Pick out each line containing the string "Graphs".
[begin ENTRIES PROVIDED]
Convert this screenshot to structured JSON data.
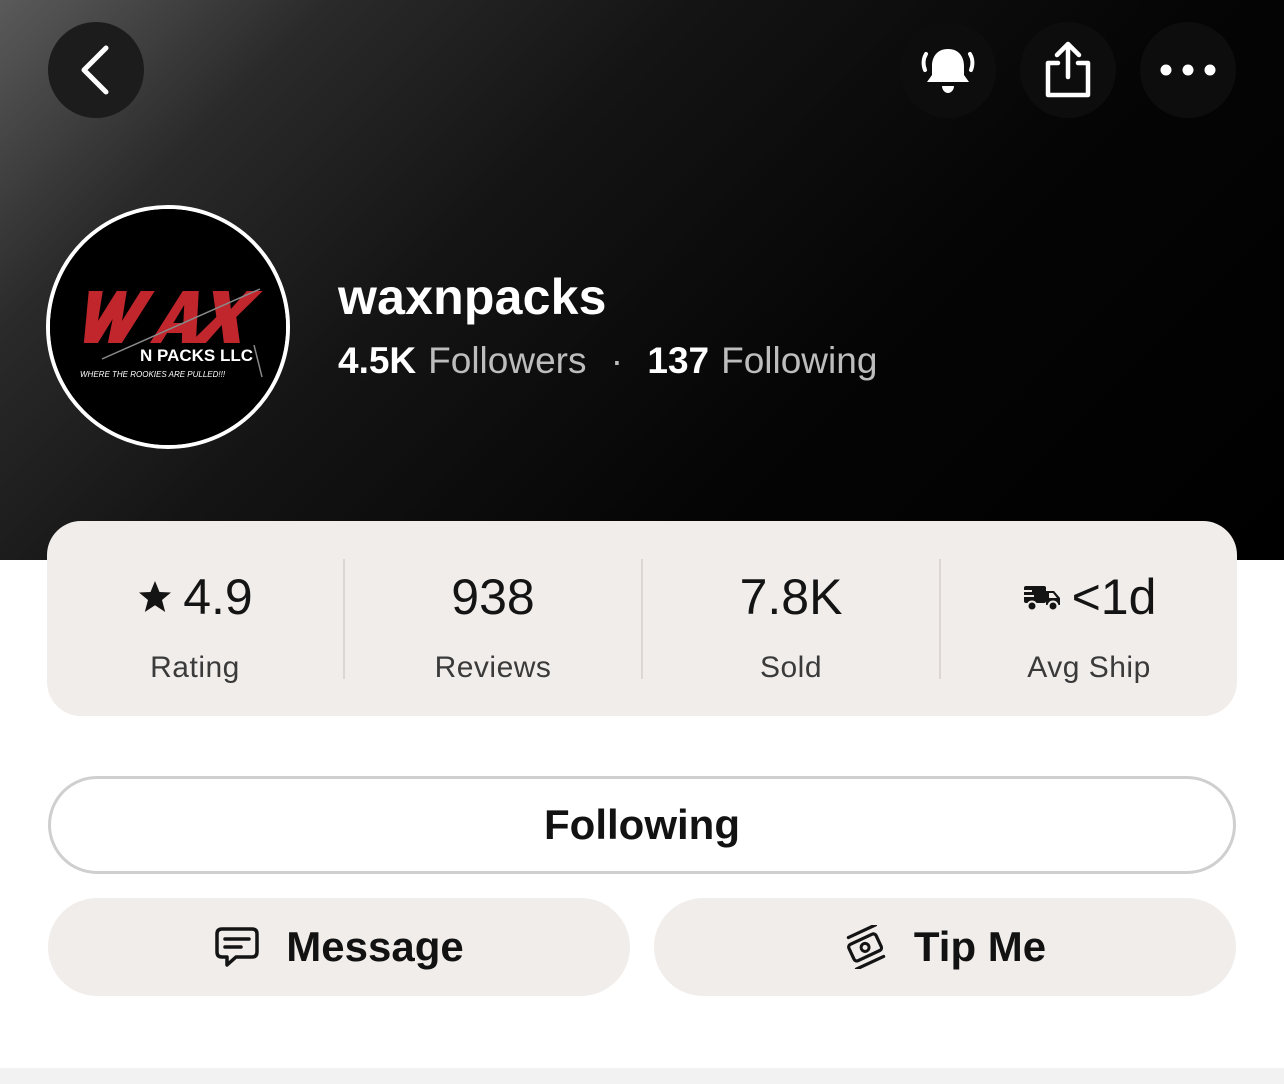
{
  "header": {
    "buttons": {
      "back_icon": "chevron-left-icon",
      "bell_icon": "bell-ringing-icon",
      "share_icon": "share-icon",
      "more_icon": "ellipsis-icon"
    }
  },
  "profile": {
    "username": "waxnpacks",
    "followers_count": "4.5K",
    "followers_label": "Followers",
    "separator": "·",
    "following_count": "137",
    "following_label": "Following",
    "avatar_logo": {
      "brand": "WAX",
      "line2": "N PACKS LLC",
      "tagline": "WHERE THE ROOKIES ARE PULLED!!!"
    }
  },
  "stats": [
    {
      "icon": "star-icon",
      "value": "4.9",
      "label": "Rating"
    },
    {
      "icon": "",
      "value": "938",
      "label": "Reviews"
    },
    {
      "icon": "",
      "value": "7.8K",
      "label": "Sold"
    },
    {
      "icon": "delivery-truck-icon",
      "value": "<1d",
      "label": "Avg Ship"
    }
  ],
  "actions": {
    "follow_label": "Following",
    "message_label": "Message",
    "message_icon": "chat-bubble-icon",
    "tip_label": "Tip Me",
    "tip_icon": "money-stack-icon"
  },
  "colors": {
    "header_bg": "#000000",
    "card_bg": "#f1edeb",
    "logo_red": "#c0262c"
  }
}
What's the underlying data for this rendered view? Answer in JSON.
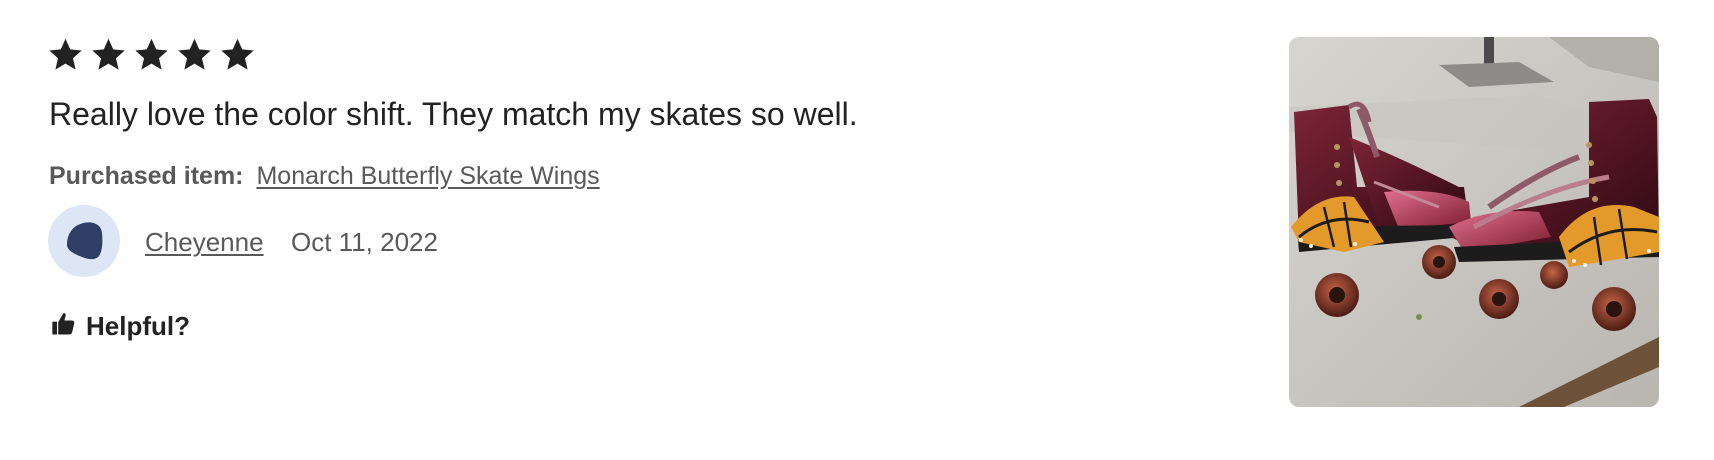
{
  "review": {
    "rating": 5,
    "rating_max": 5,
    "text": "Really love the color shift. They match my skates so well.",
    "purchased_label": "Purchased item:",
    "purchased_item": "Monarch Butterfly Skate Wings",
    "reviewer": "Cheyenne",
    "date": "Oct 11, 2022",
    "helpful_label": "Helpful?",
    "photo_subject": "roller skates with monarch butterfly wings",
    "icons": [
      "star-icon",
      "thumbs-up-icon"
    ]
  },
  "colors": {
    "text_primary": "#222222",
    "text_secondary": "#595959",
    "avatar_bg": "#dde6f4",
    "avatar_fg": "#2f3f66"
  }
}
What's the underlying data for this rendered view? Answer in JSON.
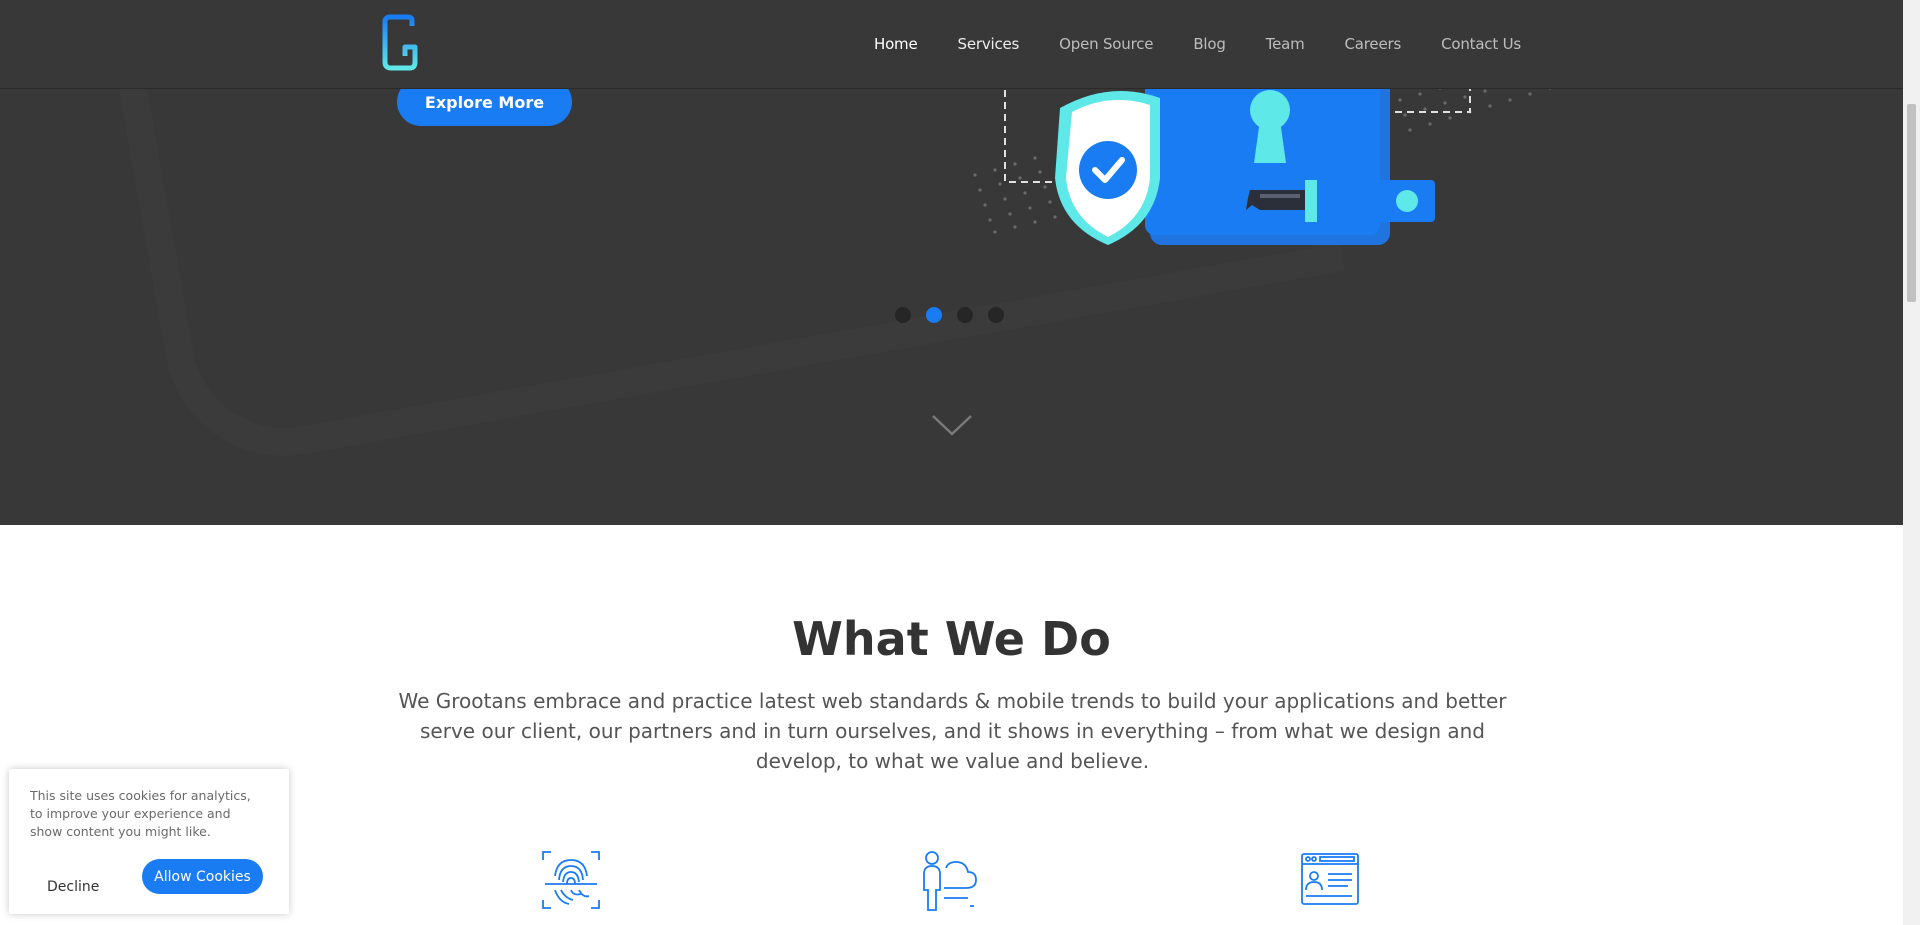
{
  "header": {
    "logo_letter": "G",
    "nav": [
      {
        "label": "Home"
      },
      {
        "label": "Services"
      },
      {
        "label": "Open Source"
      },
      {
        "label": "Blog"
      },
      {
        "label": "Team"
      },
      {
        "label": "Careers"
      },
      {
        "label": "Contact Us"
      }
    ]
  },
  "hero": {
    "explore_label": "Explore More",
    "carousel": {
      "count": 4,
      "active_index": 1
    },
    "illustration": {
      "icons": [
        "shield-check-icon",
        "lock-keyhole-icon",
        "key-icon"
      ]
    },
    "scroll_icon": "chevron-down-icon"
  },
  "what_we_do": {
    "title": "What We Do",
    "description": "We Grootans embrace and practice latest web standards & mobile trends to build your applications and better serve our client, our partners and in turn ourselves, and it shows in everything – from what we design and develop, to what we value and believe.",
    "service_icons": [
      "fingerprint-icon",
      "person-cloud-icon",
      "browser-profile-icon"
    ]
  },
  "cookie_banner": {
    "text": "This site uses cookies for analytics, to improve your experience and show content you might like.",
    "decline_label": "Decline",
    "allow_label": "Allow Cookies"
  },
  "colors": {
    "accent": "#1a7cf3",
    "hero_bg": "#383838",
    "cyan": "#5ee8e8"
  }
}
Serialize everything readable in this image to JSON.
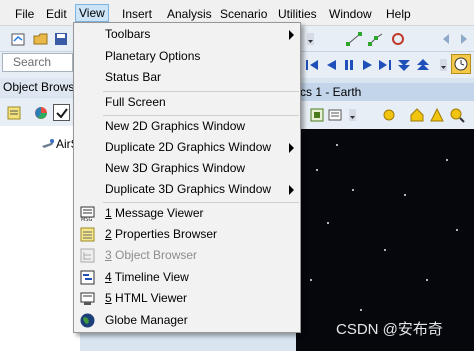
{
  "menubar": {
    "items": [
      "File",
      "Edit",
      "View",
      "Insert",
      "Analysis",
      "Scenario",
      "Utilities",
      "Window",
      "Help"
    ],
    "active": "View"
  },
  "search": {
    "placeholder": "Search"
  },
  "object_browser": {
    "title": "Object Brows",
    "tree_item": "AirS"
  },
  "graphics_window": {
    "title": "cs 1 - Earth"
  },
  "view_menu": {
    "items": [
      {
        "label": "Toolbars",
        "submenu": true
      },
      {
        "label": "Planetary Options"
      },
      {
        "label": "Status Bar"
      },
      {
        "label": "Full Screen"
      },
      {
        "label": "New 2D Graphics Window"
      },
      {
        "label": "Duplicate 2D Graphics Window",
        "submenu": true
      },
      {
        "label": "New 3D Graphics Window"
      },
      {
        "label": "Duplicate 3D Graphics Window",
        "submenu": true
      },
      {
        "prefix": "1",
        "label": " Message Viewer",
        "icon": "message-viewer-icon"
      },
      {
        "prefix": "2",
        "label": " Properties Browser",
        "icon": "properties-browser-icon"
      },
      {
        "prefix": "3",
        "label": " Object Browser",
        "icon": "object-browser-icon",
        "disabled": true
      },
      {
        "prefix": "4",
        "label": " Timeline View",
        "icon": "timeline-view-icon"
      },
      {
        "prefix": "5",
        "label": " HTML Viewer",
        "icon": "html-viewer-icon"
      },
      {
        "label": "Globe Manager",
        "icon": "globe-manager-icon"
      }
    ]
  },
  "watermark": "CSDN @安布奇"
}
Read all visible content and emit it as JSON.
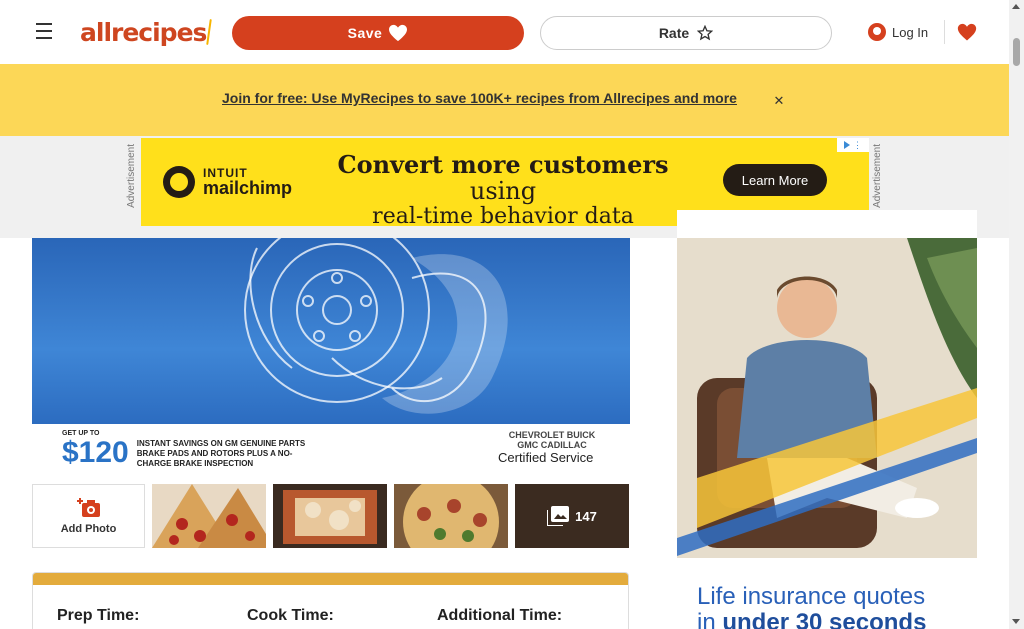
{
  "header": {
    "logo_text": "allrecipes",
    "save_label": "Save",
    "rate_label": "Rate",
    "login_label": "Log In"
  },
  "promo": {
    "link_text": "Join for free: Use MyRecipes to save 100K+ recipes from Allrecipes and more",
    "close_glyph": "✕"
  },
  "ads": {
    "label": "Advertisement",
    "banner": {
      "brand_top": "INTUIT",
      "brand_name": "mailchimp",
      "headline_bold": "Convert more customers",
      "headline_rest": " using",
      "headline_line2": "real-time behavior data",
      "cta": "Learn More"
    },
    "hero": {
      "get_up_to": "GET UP TO",
      "amount": "$120",
      "description": "INSTANT SAVINGS ON GM GENUINE PARTS BRAKE PADS AND ROTORS PLUS A NO-CHARGE BRAKE INSPECTION",
      "brands": "CHEVROLET  BUICK  GMC  CADILLAC",
      "certified": "Certified Service"
    },
    "sidebar": {
      "text_line1": "Life insurance quotes",
      "text_line2_prefix": "in ",
      "text_line2_bold": "under 30 seconds"
    }
  },
  "photos": {
    "add_label": "Add Photo",
    "more_count": "147"
  },
  "details": {
    "prep_label": "Prep Time:",
    "cook_label": "Cook Time:",
    "additional_label": "Additional Time:"
  },
  "colors": {
    "brand": "#d5401e",
    "promo_bg": "#fcd757",
    "mailchimp_yellow": "#ffe01b",
    "detail_accent": "#e3ab3c"
  }
}
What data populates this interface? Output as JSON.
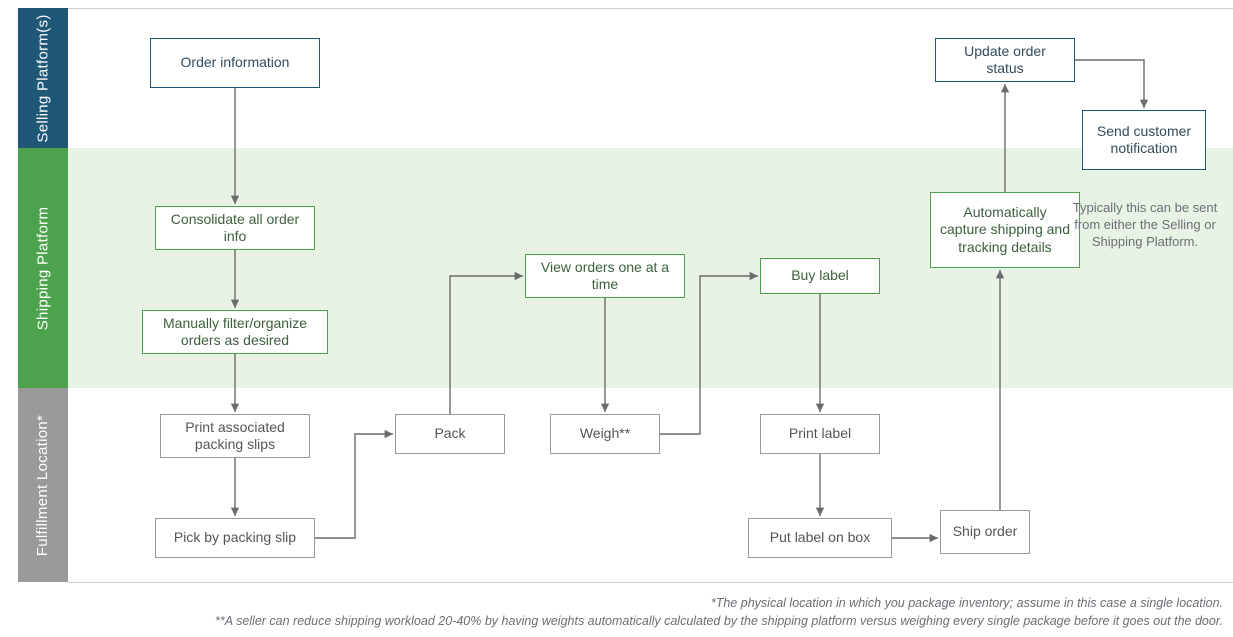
{
  "lanes": {
    "selling": "Selling Platform(s)",
    "shipping": "Shipping Platform",
    "fulfillment": "Fulfillment Location*"
  },
  "nodes": {
    "order_info": "Order information",
    "update_status": "Update order status",
    "send_notification": "Send customer notification",
    "consolidate": "Consolidate all order info",
    "filter": "Manually filter/organize orders as desired",
    "view_orders": "View orders one at a time",
    "buy_label": "Buy label",
    "capture": "Automatically capture shipping and tracking details",
    "print_slips": "Print associated packing slips",
    "pack": "Pack",
    "weigh": "Weigh**",
    "print_label": "Print label",
    "pick": "Pick by packing slip",
    "put_label": "Put label on box",
    "ship": "Ship order"
  },
  "notes": {
    "either_platform": "Typically this can be sent from either the Selling or Shipping Platform."
  },
  "footnotes": {
    "one": "*The physical location in which you package inventory; assume in this case a single location.",
    "two": "**A seller can reduce shipping workload 20-40% by having weights automatically calculated by the shipping platform versus weighing every single package before it goes out the door."
  }
}
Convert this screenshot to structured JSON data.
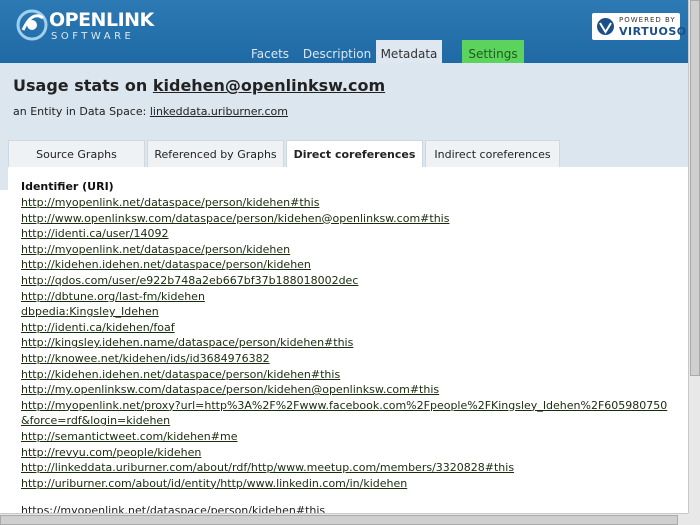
{
  "header": {
    "logo_main": "OPENLINK",
    "logo_sub": "SOFTWARE",
    "virtuoso_powered": "POWERED BY",
    "virtuoso_name": "VIRTUOSO",
    "tabs": [
      "Facets",
      "Description",
      "Metadata",
      "Settings"
    ]
  },
  "page": {
    "title_prefix": "Usage stats on ",
    "title_link": "kidehen@openlinksw.com",
    "subtitle_prefix": "an Entity in Data Space: ",
    "subtitle_link": "linkeddata.uriburner.com"
  },
  "subtabs": [
    "Source Graphs",
    "Referenced by Graphs",
    "Direct coreferences",
    "Indirect coreferences"
  ],
  "content": {
    "heading": "Identifier (URI)",
    "links": [
      "http://myopenlink.net/dataspace/person/kidehen#this",
      "http://www.openlinksw.com/dataspace/person/kidehen@openlinksw.com#this",
      "http://identi.ca/user/14092",
      "http://myopenlink.net/dataspace/person/kidehen",
      "http://kidehen.idehen.net/dataspace/person/kidehen",
      "http://qdos.com/user/e922b748a2eb667bf37b188018002dec",
      "http://dbtune.org/last-fm/kidehen",
      "dbpedia:Kingsley_Idehen",
      "http://identi.ca/kidehen/foaf",
      "http://kingsley.idehen.name/dataspace/person/kidehen#this",
      "http://knowee.net/kidehen/ids/id3684976382",
      "http://kidehen.idehen.net/dataspace/person/kidehen#this",
      "http://my.openlinksw.com/dataspace/person/kidehen@openlinksw.com#this",
      "http://myopenlink.net/proxy?url=http%3A%2F%2Fwww.facebook.com%2Fpeople%2FKingsley_Idehen%2F605980750&force=rdf&login=kidehen",
      "http://semantictweet.com/kidehen#me",
      "http://revyu.com/people/kidehen",
      "http://linkeddata.uriburner.com/about/rdf/http/www.meetup.com/members/3320828#this",
      "http://uriburner.com/about/id/entity/http/www.linkedin.com/in/kidehen"
    ],
    "trailing": "https://myopenlink.net/dataspace/person/kidehen#this"
  }
}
[end ENTRIES PROVIDED]
TASK RESULT
    "Source Graphs",
    "Referenced by Graphs",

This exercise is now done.